<<<<

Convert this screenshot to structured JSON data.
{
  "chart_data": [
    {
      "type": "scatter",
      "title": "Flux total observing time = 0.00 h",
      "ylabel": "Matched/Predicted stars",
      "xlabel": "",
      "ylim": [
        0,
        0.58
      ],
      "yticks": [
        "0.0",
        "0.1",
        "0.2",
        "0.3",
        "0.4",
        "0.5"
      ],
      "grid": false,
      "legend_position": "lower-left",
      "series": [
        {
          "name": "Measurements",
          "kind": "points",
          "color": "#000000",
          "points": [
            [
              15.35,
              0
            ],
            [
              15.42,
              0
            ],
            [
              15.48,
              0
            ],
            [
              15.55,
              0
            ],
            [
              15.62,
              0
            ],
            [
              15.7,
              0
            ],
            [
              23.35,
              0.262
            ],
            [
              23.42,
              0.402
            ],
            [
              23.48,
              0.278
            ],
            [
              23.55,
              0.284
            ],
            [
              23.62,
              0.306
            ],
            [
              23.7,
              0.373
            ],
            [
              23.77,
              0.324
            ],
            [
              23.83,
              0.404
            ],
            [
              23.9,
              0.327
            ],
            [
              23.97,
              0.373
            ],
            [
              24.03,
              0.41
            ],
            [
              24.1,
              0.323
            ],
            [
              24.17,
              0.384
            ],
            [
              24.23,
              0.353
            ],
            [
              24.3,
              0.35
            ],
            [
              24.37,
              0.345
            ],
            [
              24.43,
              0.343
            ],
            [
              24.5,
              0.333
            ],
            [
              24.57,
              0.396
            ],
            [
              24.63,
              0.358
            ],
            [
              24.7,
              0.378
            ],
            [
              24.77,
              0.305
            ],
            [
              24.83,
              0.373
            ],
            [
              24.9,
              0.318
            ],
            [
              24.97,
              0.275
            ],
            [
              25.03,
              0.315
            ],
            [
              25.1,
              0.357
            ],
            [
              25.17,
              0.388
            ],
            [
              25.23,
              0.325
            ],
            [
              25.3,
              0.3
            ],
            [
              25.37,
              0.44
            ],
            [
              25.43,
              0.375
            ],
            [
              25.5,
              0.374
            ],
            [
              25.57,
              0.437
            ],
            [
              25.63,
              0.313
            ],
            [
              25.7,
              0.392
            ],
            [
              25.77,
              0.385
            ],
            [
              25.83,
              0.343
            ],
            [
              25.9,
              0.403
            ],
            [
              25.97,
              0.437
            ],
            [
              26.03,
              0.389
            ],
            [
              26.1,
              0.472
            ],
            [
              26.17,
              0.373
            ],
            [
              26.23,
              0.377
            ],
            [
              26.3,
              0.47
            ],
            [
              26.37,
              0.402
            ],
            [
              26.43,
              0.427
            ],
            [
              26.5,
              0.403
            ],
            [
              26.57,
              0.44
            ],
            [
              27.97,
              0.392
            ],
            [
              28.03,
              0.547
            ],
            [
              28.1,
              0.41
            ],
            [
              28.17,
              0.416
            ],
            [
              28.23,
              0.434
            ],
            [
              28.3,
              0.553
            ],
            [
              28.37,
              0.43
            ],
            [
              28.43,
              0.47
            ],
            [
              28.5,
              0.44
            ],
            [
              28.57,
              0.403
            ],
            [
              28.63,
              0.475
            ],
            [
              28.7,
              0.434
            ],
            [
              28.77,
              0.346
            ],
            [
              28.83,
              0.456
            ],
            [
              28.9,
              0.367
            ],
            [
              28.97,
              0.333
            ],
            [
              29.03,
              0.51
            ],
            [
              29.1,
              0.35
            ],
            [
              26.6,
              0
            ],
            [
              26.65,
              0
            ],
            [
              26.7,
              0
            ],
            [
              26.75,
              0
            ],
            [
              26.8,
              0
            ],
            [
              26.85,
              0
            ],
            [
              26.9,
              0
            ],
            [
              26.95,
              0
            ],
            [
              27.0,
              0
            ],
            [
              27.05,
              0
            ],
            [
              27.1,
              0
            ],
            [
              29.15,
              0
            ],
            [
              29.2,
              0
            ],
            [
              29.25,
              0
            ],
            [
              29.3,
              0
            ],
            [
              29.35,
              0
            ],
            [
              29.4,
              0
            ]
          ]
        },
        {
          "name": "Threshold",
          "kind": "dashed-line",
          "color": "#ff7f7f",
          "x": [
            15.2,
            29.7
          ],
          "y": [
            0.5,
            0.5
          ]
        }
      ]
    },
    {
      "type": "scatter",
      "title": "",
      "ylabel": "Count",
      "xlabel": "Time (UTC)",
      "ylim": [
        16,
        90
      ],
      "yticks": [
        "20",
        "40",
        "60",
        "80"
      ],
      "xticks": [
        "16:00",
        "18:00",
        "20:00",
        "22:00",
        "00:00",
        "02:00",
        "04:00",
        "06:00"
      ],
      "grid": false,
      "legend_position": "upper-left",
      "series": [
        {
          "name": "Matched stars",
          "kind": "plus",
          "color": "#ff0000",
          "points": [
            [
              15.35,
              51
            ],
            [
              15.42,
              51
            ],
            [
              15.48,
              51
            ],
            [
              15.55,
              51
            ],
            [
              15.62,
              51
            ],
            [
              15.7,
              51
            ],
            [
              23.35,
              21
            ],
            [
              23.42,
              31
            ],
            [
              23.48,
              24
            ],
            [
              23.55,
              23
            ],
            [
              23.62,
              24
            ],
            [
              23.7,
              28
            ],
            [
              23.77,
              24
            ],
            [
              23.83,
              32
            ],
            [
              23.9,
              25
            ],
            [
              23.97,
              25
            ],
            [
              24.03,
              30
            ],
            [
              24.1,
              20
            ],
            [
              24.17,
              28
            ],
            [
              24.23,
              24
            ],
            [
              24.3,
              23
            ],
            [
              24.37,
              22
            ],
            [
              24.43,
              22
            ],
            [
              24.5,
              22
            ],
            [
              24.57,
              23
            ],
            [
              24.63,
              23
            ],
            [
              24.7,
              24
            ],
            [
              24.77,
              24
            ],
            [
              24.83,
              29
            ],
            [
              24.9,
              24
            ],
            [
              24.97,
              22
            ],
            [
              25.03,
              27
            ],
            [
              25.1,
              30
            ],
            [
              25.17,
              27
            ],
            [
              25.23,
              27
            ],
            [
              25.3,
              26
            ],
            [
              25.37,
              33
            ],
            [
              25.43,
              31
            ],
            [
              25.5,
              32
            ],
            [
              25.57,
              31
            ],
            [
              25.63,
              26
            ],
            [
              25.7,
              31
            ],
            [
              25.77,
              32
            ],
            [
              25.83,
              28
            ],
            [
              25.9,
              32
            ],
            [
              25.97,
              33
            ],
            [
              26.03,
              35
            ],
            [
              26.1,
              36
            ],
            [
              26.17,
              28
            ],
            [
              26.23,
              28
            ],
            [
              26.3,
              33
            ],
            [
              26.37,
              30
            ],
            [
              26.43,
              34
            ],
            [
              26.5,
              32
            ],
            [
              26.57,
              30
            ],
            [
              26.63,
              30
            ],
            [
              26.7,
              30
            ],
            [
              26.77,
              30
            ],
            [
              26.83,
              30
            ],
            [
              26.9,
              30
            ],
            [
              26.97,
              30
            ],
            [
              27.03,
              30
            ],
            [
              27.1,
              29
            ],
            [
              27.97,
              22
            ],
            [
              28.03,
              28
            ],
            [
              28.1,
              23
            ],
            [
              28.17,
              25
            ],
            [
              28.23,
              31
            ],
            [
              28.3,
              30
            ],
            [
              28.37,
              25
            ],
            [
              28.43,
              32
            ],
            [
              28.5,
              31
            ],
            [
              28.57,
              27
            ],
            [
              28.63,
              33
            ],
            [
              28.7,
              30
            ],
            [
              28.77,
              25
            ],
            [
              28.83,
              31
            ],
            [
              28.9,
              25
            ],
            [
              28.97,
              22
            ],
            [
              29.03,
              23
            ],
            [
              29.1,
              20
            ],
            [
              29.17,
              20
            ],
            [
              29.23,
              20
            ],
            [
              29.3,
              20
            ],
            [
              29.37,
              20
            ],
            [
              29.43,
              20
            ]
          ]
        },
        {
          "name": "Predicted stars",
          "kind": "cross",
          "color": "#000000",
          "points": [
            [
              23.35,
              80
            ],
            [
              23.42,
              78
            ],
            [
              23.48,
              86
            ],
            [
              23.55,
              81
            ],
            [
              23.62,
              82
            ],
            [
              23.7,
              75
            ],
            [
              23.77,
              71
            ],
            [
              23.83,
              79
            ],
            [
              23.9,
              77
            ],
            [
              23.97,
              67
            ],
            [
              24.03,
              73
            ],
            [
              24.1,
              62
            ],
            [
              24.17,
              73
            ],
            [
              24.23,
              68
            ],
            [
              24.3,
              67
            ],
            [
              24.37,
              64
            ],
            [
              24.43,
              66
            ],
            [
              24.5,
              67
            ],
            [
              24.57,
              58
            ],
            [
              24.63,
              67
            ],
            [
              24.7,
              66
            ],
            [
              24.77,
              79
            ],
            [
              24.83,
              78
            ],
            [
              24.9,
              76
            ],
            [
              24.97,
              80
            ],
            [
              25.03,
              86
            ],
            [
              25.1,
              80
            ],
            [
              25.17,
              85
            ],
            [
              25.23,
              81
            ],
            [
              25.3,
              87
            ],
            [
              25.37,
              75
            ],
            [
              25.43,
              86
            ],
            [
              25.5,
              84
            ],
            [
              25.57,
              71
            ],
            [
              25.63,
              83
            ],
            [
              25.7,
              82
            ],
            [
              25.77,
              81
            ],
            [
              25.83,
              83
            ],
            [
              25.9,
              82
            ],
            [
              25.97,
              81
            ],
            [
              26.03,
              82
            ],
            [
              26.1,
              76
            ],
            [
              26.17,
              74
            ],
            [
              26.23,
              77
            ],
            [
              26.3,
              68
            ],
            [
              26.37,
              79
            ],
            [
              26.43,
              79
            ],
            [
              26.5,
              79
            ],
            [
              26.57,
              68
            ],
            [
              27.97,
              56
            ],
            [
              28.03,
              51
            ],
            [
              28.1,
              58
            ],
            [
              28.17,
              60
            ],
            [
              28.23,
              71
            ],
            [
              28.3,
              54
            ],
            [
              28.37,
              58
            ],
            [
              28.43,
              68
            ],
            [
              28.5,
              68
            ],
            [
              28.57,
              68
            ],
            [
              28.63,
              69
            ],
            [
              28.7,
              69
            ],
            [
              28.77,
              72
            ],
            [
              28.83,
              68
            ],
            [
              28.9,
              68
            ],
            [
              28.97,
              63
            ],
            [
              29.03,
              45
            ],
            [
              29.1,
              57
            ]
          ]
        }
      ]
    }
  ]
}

>>>>

Given problem: Of all the lines above, how many contain the word "name"? Answer with only the number.

Completed task: 4